Problem description => List each line holding the string "Spark".

The data =>

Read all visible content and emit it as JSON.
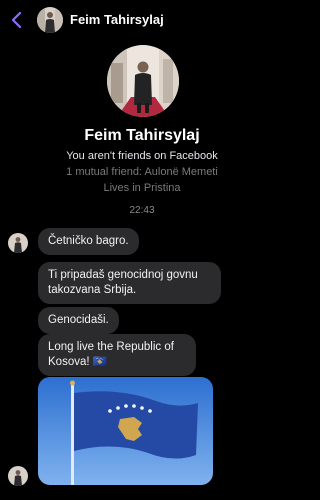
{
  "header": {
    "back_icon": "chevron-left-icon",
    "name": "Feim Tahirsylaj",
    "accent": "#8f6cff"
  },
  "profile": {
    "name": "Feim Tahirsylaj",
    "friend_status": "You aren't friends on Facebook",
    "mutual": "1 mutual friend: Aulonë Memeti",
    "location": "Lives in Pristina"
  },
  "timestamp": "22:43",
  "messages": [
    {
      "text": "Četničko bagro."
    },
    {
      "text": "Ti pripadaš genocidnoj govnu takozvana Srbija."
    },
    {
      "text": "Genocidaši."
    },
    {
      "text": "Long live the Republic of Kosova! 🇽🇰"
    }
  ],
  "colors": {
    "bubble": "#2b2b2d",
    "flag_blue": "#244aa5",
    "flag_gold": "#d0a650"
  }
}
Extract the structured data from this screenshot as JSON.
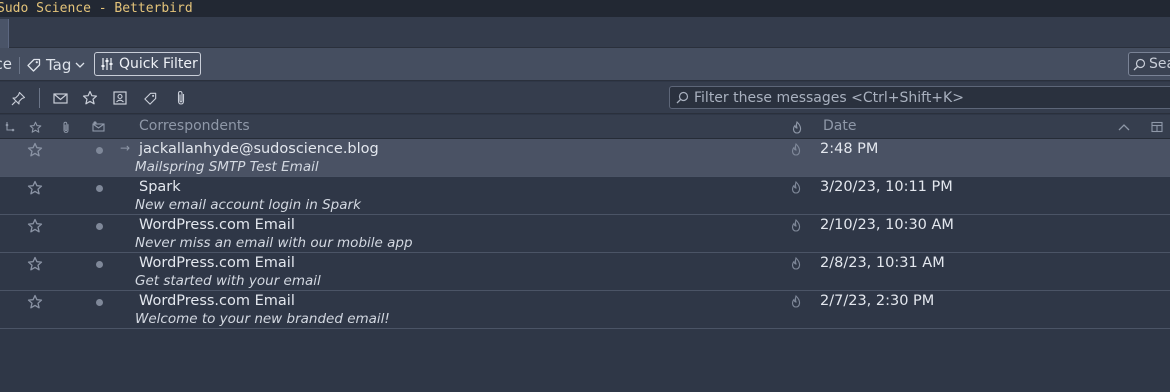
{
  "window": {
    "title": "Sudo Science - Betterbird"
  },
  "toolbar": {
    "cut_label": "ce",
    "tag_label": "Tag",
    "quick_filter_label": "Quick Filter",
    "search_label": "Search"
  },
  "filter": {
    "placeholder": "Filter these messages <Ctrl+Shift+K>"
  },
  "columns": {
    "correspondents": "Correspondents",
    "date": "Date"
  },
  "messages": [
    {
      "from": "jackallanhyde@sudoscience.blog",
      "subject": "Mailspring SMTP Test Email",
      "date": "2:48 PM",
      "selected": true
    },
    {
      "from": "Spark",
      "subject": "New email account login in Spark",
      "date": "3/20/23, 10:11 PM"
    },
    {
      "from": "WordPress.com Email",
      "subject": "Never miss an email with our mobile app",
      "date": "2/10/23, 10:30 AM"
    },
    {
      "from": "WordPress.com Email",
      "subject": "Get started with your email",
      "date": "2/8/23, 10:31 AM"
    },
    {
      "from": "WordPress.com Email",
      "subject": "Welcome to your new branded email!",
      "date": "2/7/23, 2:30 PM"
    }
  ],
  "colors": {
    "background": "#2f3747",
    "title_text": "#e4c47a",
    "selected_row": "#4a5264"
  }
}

==

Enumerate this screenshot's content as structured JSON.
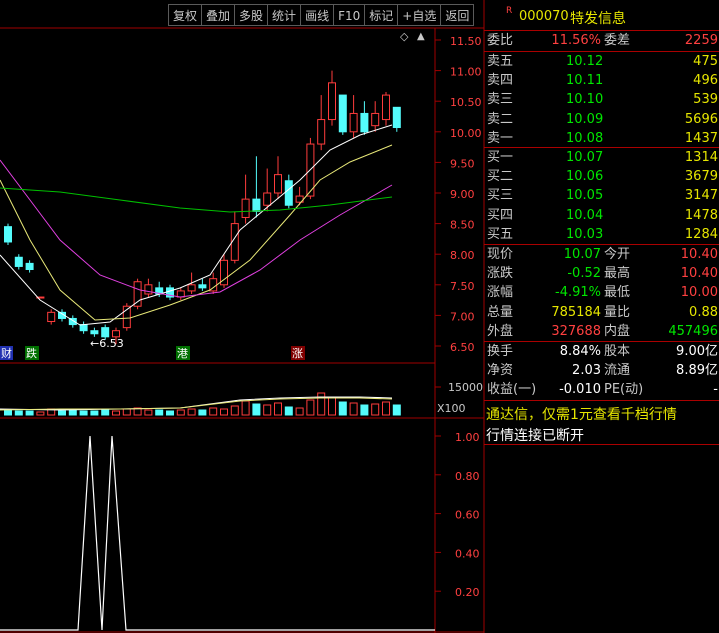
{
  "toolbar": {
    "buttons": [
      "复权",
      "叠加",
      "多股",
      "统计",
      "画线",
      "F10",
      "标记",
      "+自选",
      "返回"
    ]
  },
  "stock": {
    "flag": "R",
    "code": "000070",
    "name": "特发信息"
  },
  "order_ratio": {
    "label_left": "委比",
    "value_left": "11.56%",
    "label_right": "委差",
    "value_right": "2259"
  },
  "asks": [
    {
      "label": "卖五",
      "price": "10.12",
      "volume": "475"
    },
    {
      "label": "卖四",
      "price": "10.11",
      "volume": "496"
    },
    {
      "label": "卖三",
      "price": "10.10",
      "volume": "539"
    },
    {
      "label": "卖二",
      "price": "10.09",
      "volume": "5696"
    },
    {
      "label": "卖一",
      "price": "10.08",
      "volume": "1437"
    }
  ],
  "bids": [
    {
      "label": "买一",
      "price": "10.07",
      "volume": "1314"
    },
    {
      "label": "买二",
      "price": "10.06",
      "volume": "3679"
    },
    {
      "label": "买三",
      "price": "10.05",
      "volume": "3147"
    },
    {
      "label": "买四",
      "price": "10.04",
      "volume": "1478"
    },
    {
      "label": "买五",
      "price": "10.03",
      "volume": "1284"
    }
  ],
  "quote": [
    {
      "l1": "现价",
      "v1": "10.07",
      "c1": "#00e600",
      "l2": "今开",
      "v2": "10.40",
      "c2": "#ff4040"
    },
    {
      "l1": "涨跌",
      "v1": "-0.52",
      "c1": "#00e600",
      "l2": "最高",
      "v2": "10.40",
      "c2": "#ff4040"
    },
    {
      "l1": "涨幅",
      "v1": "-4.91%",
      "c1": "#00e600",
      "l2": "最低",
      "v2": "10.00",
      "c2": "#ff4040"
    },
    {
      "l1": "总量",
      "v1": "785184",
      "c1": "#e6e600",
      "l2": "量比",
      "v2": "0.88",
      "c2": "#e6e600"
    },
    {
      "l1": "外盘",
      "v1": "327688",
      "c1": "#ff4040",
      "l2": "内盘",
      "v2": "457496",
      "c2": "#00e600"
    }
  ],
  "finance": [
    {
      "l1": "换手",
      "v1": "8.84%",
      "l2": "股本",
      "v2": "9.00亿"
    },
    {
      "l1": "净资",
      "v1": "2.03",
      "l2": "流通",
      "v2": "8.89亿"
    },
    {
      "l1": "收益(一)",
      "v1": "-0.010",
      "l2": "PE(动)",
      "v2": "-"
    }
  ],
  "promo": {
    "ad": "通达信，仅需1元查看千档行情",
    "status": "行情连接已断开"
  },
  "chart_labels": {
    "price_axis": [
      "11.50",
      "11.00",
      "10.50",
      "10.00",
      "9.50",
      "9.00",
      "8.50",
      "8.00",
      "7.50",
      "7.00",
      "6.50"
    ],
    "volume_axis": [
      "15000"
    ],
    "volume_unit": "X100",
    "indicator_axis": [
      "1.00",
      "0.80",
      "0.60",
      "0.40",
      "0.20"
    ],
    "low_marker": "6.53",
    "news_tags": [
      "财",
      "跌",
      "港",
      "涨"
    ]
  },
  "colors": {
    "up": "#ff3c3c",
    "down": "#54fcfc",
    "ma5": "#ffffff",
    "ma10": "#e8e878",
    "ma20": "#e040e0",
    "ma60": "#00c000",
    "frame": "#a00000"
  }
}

Exercise result =>
      "from": "Spark",
      "subject": "New email account login in Spark",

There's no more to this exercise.